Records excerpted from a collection
>> Start

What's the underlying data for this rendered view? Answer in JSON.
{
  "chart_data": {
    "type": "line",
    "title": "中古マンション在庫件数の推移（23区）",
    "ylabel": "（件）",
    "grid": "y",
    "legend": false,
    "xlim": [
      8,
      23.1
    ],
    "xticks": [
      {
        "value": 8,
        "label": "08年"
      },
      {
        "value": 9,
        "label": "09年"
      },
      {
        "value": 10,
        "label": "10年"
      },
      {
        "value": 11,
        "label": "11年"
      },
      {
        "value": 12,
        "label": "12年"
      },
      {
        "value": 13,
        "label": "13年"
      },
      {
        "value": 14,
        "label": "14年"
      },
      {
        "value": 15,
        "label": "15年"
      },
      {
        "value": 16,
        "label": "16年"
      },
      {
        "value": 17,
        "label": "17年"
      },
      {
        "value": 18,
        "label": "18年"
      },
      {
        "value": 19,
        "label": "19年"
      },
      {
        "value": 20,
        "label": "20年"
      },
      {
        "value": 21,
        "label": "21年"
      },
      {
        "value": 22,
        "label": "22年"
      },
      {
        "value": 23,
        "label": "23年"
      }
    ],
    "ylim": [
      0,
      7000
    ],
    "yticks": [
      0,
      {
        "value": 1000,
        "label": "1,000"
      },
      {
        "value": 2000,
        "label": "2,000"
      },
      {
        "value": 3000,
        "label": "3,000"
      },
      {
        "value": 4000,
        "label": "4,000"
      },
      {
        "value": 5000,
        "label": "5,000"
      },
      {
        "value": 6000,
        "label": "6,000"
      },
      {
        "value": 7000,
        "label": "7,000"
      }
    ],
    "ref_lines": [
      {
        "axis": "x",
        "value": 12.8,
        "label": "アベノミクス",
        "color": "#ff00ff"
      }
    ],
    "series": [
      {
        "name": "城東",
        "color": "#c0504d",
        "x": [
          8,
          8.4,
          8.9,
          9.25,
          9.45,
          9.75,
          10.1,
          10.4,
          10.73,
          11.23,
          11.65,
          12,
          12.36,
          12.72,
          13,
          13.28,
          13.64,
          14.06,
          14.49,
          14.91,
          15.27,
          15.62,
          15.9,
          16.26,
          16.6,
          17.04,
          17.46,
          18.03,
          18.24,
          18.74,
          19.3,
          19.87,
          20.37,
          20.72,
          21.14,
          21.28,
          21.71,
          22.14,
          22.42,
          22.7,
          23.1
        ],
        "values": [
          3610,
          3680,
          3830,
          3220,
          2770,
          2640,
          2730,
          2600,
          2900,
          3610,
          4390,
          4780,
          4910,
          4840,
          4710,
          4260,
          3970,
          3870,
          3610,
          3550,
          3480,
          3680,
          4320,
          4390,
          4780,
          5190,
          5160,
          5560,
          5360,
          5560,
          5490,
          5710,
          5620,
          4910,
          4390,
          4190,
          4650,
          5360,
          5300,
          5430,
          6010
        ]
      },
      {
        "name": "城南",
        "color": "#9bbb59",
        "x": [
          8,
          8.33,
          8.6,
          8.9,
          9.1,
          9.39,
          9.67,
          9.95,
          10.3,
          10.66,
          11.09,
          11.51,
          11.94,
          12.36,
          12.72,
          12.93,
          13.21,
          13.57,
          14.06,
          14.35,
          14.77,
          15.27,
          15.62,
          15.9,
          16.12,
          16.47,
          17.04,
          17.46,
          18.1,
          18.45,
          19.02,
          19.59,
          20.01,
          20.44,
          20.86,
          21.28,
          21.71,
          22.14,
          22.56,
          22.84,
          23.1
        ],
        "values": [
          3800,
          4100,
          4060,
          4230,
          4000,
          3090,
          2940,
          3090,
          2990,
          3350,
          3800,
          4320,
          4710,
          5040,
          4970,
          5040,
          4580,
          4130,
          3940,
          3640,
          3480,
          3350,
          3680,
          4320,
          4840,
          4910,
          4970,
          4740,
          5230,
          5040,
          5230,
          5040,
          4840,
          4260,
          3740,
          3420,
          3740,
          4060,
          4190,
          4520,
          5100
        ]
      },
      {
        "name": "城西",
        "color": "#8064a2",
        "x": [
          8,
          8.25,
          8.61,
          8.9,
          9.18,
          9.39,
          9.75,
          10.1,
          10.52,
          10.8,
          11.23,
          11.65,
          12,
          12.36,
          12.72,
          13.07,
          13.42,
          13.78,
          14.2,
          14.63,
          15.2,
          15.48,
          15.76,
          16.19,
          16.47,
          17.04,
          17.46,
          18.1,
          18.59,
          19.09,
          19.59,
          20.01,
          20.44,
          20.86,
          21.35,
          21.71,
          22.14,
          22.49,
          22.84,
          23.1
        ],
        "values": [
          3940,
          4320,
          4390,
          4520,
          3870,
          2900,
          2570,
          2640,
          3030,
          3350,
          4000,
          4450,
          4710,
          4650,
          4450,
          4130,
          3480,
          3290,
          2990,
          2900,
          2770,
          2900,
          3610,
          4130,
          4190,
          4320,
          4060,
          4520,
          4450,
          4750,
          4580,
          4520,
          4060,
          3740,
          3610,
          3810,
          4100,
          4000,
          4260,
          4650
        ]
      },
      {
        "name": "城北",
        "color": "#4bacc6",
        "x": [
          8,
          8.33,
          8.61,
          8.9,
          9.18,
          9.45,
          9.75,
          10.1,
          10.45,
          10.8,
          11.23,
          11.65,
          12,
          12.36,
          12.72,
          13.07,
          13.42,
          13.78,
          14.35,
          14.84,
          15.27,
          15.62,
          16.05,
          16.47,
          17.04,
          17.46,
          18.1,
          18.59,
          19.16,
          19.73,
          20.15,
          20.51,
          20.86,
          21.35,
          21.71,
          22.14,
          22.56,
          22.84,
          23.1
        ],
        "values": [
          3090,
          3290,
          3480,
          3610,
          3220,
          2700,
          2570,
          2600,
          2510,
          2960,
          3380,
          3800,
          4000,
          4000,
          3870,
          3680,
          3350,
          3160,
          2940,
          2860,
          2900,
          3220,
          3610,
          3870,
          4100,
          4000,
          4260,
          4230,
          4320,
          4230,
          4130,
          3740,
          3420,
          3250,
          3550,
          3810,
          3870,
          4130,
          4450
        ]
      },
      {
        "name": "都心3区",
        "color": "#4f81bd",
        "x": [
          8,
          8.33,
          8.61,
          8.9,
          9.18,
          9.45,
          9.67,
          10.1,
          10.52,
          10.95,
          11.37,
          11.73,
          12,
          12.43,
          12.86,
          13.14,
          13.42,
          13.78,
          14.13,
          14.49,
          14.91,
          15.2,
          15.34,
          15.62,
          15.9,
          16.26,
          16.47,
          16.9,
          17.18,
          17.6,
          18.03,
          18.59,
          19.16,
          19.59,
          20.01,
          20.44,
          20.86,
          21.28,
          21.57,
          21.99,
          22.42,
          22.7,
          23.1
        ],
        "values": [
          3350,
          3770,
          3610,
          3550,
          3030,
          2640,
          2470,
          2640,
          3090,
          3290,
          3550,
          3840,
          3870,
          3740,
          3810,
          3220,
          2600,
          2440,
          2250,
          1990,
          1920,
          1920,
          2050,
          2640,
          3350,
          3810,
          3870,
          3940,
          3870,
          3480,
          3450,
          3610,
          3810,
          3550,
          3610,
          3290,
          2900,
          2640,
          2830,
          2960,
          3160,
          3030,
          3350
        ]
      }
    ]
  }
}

>> End

## [Aim]
Your task is to print the whole listing again exactly.

## [Task result]
What's the underlying data for this rendered view? Answer in JSON.
{
  "chart_data": {
    "type": "line",
    "title": "中古マンション在庫件数の推移（23区）",
    "ylabel": "（件）",
    "grid": "y",
    "legend": false,
    "xlim": [
      8,
      23.1
    ],
    "xticks": [
      {
        "value": 8,
        "label": "08年"
      },
      {
        "value": 9,
        "label": "09年"
      },
      {
        "value": 10,
        "label": "10年"
      },
      {
        "value": 11,
        "label": "11年"
      },
      {
        "value": 12,
        "label": "12年"
      },
      {
        "value": 13,
        "label": "13年"
      },
      {
        "value": 14,
        "label": "14年"
      },
      {
        "value": 15,
        "label": "15年"
      },
      {
        "value": 16,
        "label": "16年"
      },
      {
        "value": 17,
        "label": "17年"
      },
      {
        "value": 18,
        "label": "18年"
      },
      {
        "value": 19,
        "label": "19年"
      },
      {
        "value": 20,
        "label": "20年"
      },
      {
        "value": 21,
        "label": "21年"
      },
      {
        "value": 22,
        "label": "22年"
      },
      {
        "value": 23,
        "label": "23年"
      }
    ],
    "ylim": [
      0,
      7000
    ],
    "yticks": [
      0,
      {
        "value": 1000,
        "label": "1,000"
      },
      {
        "value": 2000,
        "label": "2,000"
      },
      {
        "value": 3000,
        "label": "3,000"
      },
      {
        "value": 4000,
        "label": "4,000"
      },
      {
        "value": 5000,
        "label": "5,000"
      },
      {
        "value": 6000,
        "label": "6,000"
      },
      {
        "value": 7000,
        "label": "7,000"
      }
    ],
    "ref_lines": [
      {
        "axis": "x",
        "value": 12.8,
        "label": "アベノミクス",
        "color": "#ff00ff"
      }
    ],
    "series": [
      {
        "name": "城東",
        "color": "#c0504d",
        "x": [
          8,
          8.4,
          8.9,
          9.25,
          9.45,
          9.75,
          10.1,
          10.4,
          10.73,
          11.23,
          11.65,
          12,
          12.36,
          12.72,
          13,
          13.28,
          13.64,
          14.06,
          14.49,
          14.91,
          15.27,
          15.62,
          15.9,
          16.26,
          16.6,
          17.04,
          17.46,
          18.03,
          18.24,
          18.74,
          19.3,
          19.87,
          20.37,
          20.72,
          21.14,
          21.28,
          21.71,
          22.14,
          22.42,
          22.7,
          23.1
        ],
        "values": [
          3610,
          3680,
          3830,
          3220,
          2770,
          2640,
          2730,
          2600,
          2900,
          3610,
          4390,
          4780,
          4910,
          4840,
          4710,
          4260,
          3970,
          3870,
          3610,
          3550,
          3480,
          3680,
          4320,
          4390,
          4780,
          5190,
          5160,
          5560,
          5360,
          5560,
          5490,
          5710,
          5620,
          4910,
          4390,
          4190,
          4650,
          5360,
          5300,
          5430,
          6010
        ]
      },
      {
        "name": "城南",
        "color": "#9bbb59",
        "x": [
          8,
          8.33,
          8.6,
          8.9,
          9.1,
          9.39,
          9.67,
          9.95,
          10.3,
          10.66,
          11.09,
          11.51,
          11.94,
          12.36,
          12.72,
          12.93,
          13.21,
          13.57,
          14.06,
          14.35,
          14.77,
          15.27,
          15.62,
          15.9,
          16.12,
          16.47,
          17.04,
          17.46,
          18.1,
          18.45,
          19.02,
          19.59,
          20.01,
          20.44,
          20.86,
          21.28,
          21.71,
          22.14,
          22.56,
          22.84,
          23.1
        ],
        "values": [
          3800,
          4100,
          4060,
          4230,
          4000,
          3090,
          2940,
          3090,
          2990,
          3350,
          3800,
          4320,
          4710,
          5040,
          4970,
          5040,
          4580,
          4130,
          3940,
          3640,
          3480,
          3350,
          3680,
          4320,
          4840,
          4910,
          4970,
          4740,
          5230,
          5040,
          5230,
          5040,
          4840,
          4260,
          3740,
          3420,
          3740,
          4060,
          4190,
          4520,
          5100
        ]
      },
      {
        "name": "城西",
        "color": "#8064a2",
        "x": [
          8,
          8.25,
          8.61,
          8.9,
          9.18,
          9.39,
          9.75,
          10.1,
          10.52,
          10.8,
          11.23,
          11.65,
          12,
          12.36,
          12.72,
          13.07,
          13.42,
          13.78,
          14.2,
          14.63,
          15.2,
          15.48,
          15.76,
          16.19,
          16.47,
          17.04,
          17.46,
          18.1,
          18.59,
          19.09,
          19.59,
          20.01,
          20.44,
          20.86,
          21.35,
          21.71,
          22.14,
          22.49,
          22.84,
          23.1
        ],
        "values": [
          3940,
          4320,
          4390,
          4520,
          3870,
          2900,
          2570,
          2640,
          3030,
          3350,
          4000,
          4450,
          4710,
          4650,
          4450,
          4130,
          3480,
          3290,
          2990,
          2900,
          2770,
          2900,
          3610,
          4130,
          4190,
          4320,
          4060,
          4520,
          4450,
          4750,
          4580,
          4520,
          4060,
          3740,
          3610,
          3810,
          4100,
          4000,
          4260,
          4650
        ]
      },
      {
        "name": "城北",
        "color": "#4bacc6",
        "x": [
          8,
          8.33,
          8.61,
          8.9,
          9.18,
          9.45,
          9.75,
          10.1,
          10.45,
          10.8,
          11.23,
          11.65,
          12,
          12.36,
          12.72,
          13.07,
          13.42,
          13.78,
          14.35,
          14.84,
          15.27,
          15.62,
          16.05,
          16.47,
          17.04,
          17.46,
          18.1,
          18.59,
          19.16,
          19.73,
          20.15,
          20.51,
          20.86,
          21.35,
          21.71,
          22.14,
          22.56,
          22.84,
          23.1
        ],
        "values": [
          3090,
          3290,
          3480,
          3610,
          3220,
          2700,
          2570,
          2600,
          2510,
          2960,
          3380,
          3800,
          4000,
          4000,
          3870,
          3680,
          3350,
          3160,
          2940,
          2860,
          2900,
          3220,
          3610,
          3870,
          4100,
          4000,
          4260,
          4230,
          4320,
          4230,
          4130,
          3740,
          3420,
          3250,
          3550,
          3810,
          3870,
          4130,
          4450
        ]
      },
      {
        "name": "都心3区",
        "color": "#4f81bd",
        "x": [
          8,
          8.33,
          8.61,
          8.9,
          9.18,
          9.45,
          9.67,
          10.1,
          10.52,
          10.95,
          11.37,
          11.73,
          12,
          12.43,
          12.86,
          13.14,
          13.42,
          13.78,
          14.13,
          14.49,
          14.91,
          15.2,
          15.34,
          15.62,
          15.9,
          16.26,
          16.47,
          16.9,
          17.18,
          17.6,
          18.03,
          18.59,
          19.16,
          19.59,
          20.01,
          20.44,
          20.86,
          21.28,
          21.57,
          21.99,
          22.42,
          22.7,
          23.1
        ],
        "values": [
          3350,
          3770,
          3610,
          3550,
          3030,
          2640,
          2470,
          2640,
          3090,
          3290,
          3550,
          3840,
          3870,
          3740,
          3810,
          3220,
          2600,
          2440,
          2250,
          1990,
          1920,
          1920,
          2050,
          2640,
          3350,
          3810,
          3870,
          3940,
          3870,
          3480,
          3450,
          3610,
          3810,
          3550,
          3610,
          3290,
          2900,
          2640,
          2830,
          2960,
          3160,
          3030,
          3350
        ]
      }
    ]
  }
}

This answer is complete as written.